▶ **Task to carry out**
Leave out the pictures and copy the remaining records exactly.

---*---

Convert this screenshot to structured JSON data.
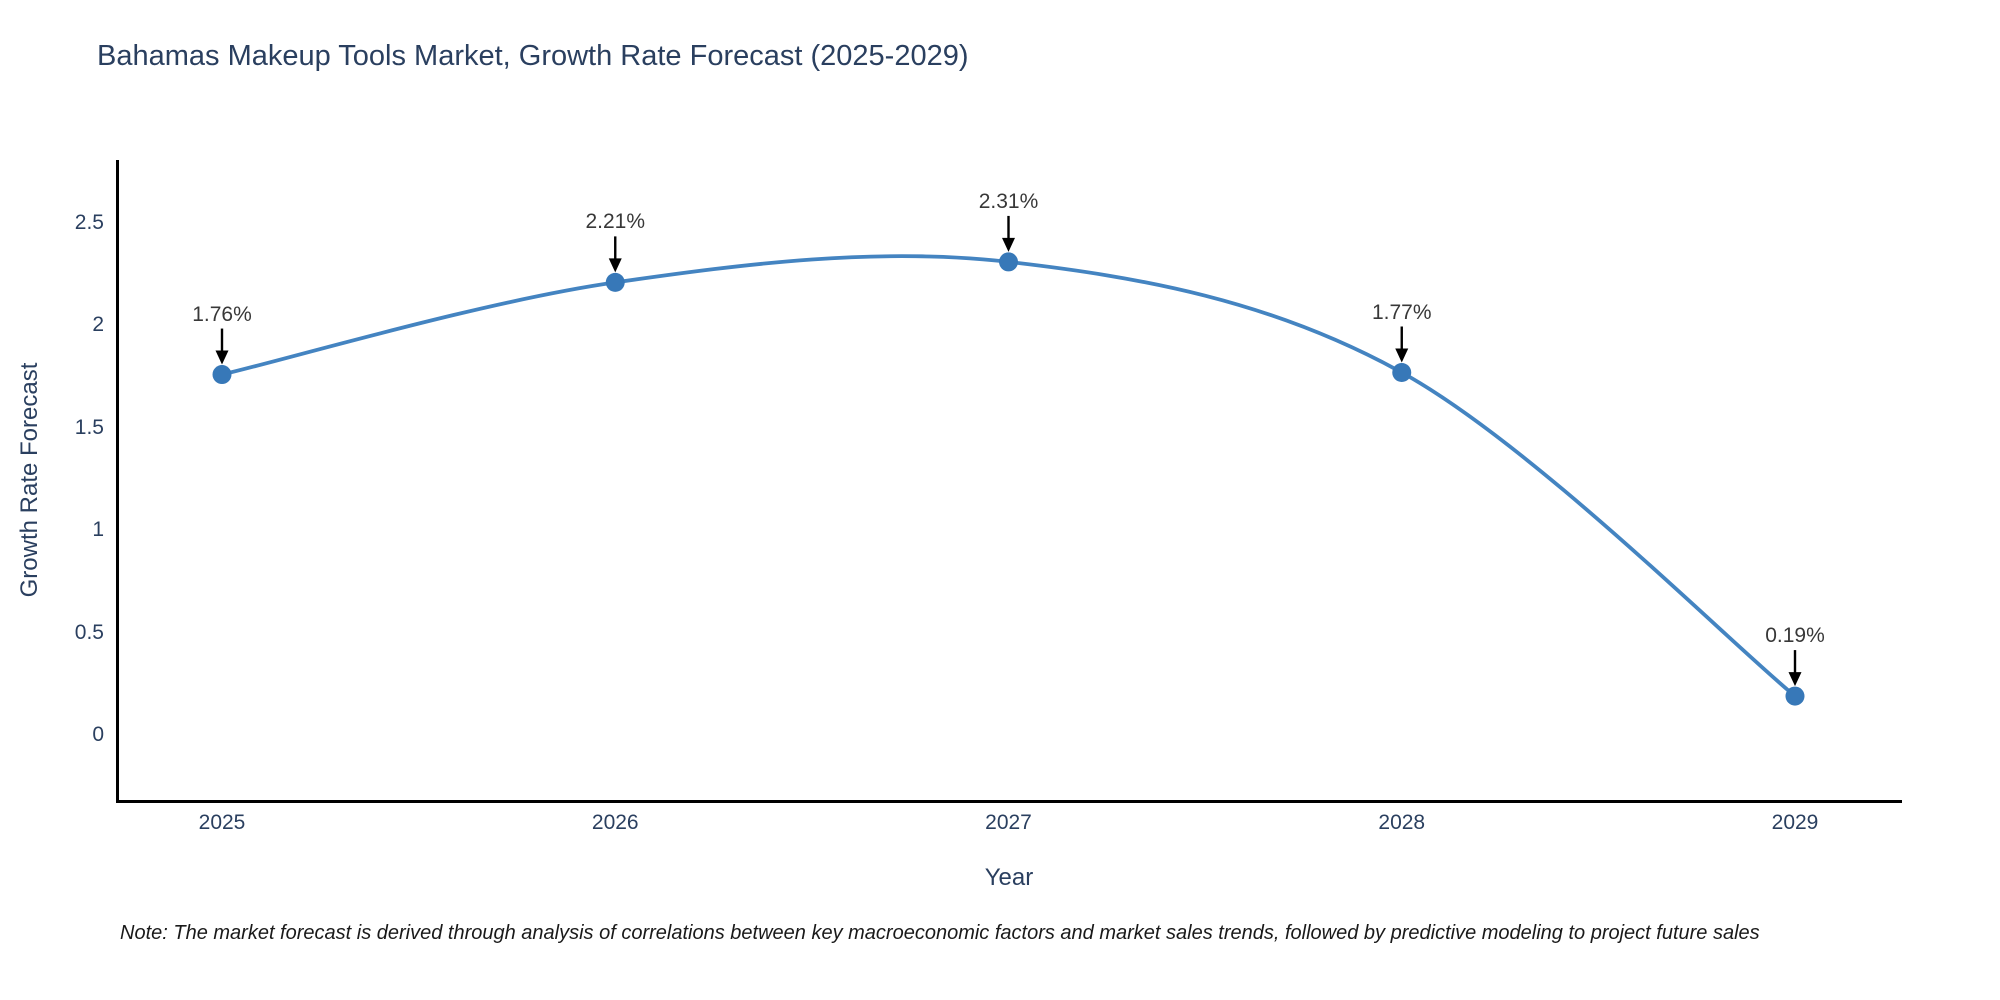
{
  "title": "Bahamas Makeup Tools Market, Growth Rate Forecast (2025-2029)",
  "note": "Note: The market forecast is derived through analysis of correlations between key macroeconomic factors and market sales trends, followed by predictive modeling to project future sales",
  "chart_data": {
    "type": "line",
    "title": "Bahamas Makeup Tools Market, Growth Rate Forecast (2025-2029)",
    "xlabel": "Year",
    "ylabel": "Growth Rate Forecast",
    "x": [
      2025,
      2026,
      2027,
      2028,
      2029
    ],
    "x_tick_labels": [
      "2025",
      "2026",
      "2027",
      "2028",
      "2029"
    ],
    "series": [
      {
        "name": "Growth Rate Forecast",
        "values": [
          1.76,
          2.21,
          2.31,
          1.77,
          0.19
        ]
      }
    ],
    "point_labels": [
      "1.76%",
      "2.21%",
      "2.31%",
      "1.77%",
      "0.19%"
    ],
    "yticks": [
      0,
      0.5,
      1,
      1.5,
      2,
      2.5
    ],
    "ytick_labels": [
      "0",
      "0.5",
      "1",
      "1.5",
      "2",
      "2.5"
    ],
    "ylim": [
      -0.32,
      2.81
    ],
    "xlim": [
      2024.74,
      2029.27
    ],
    "grid": false,
    "legend": false,
    "line_shape": "spline",
    "annotations_have_arrows": true,
    "colors": {
      "line": "#4484c1",
      "marker": "#3778b8",
      "arrow": "#000000",
      "axis_line": "#000000",
      "axis_text": "#2a3f5f",
      "annotation_text": "#383838",
      "background": "#ffffff"
    }
  }
}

---*---

▶ **Answer for this exercise**
Convert this screenshot to structured JSON data.
{
  "title": "Bahamas Makeup Tools Market, Growth Rate Forecast (2025-2029)",
  "note": "Note: The market forecast is derived through analysis of correlations between key macroeconomic factors and market sales trends, followed by predictive modeling to project future sales",
  "chart_data": {
    "type": "line",
    "title": "Bahamas Makeup Tools Market, Growth Rate Forecast (2025-2029)",
    "xlabel": "Year",
    "ylabel": "Growth Rate Forecast",
    "x": [
      2025,
      2026,
      2027,
      2028,
      2029
    ],
    "x_tick_labels": [
      "2025",
      "2026",
      "2027",
      "2028",
      "2029"
    ],
    "series": [
      {
        "name": "Growth Rate Forecast",
        "values": [
          1.76,
          2.21,
          2.31,
          1.77,
          0.19
        ]
      }
    ],
    "point_labels": [
      "1.76%",
      "2.21%",
      "2.31%",
      "1.77%",
      "0.19%"
    ],
    "yticks": [
      0,
      0.5,
      1,
      1.5,
      2,
      2.5
    ],
    "ytick_labels": [
      "0",
      "0.5",
      "1",
      "1.5",
      "2",
      "2.5"
    ],
    "ylim": [
      -0.32,
      2.81
    ],
    "xlim": [
      2024.74,
      2029.27
    ],
    "grid": false,
    "legend": false,
    "line_shape": "spline",
    "annotations_have_arrows": true,
    "colors": {
      "line": "#4484c1",
      "marker": "#3778b8",
      "arrow": "#000000",
      "axis_line": "#000000",
      "axis_text": "#2a3f5f",
      "annotation_text": "#383838",
      "background": "#ffffff"
    }
  }
}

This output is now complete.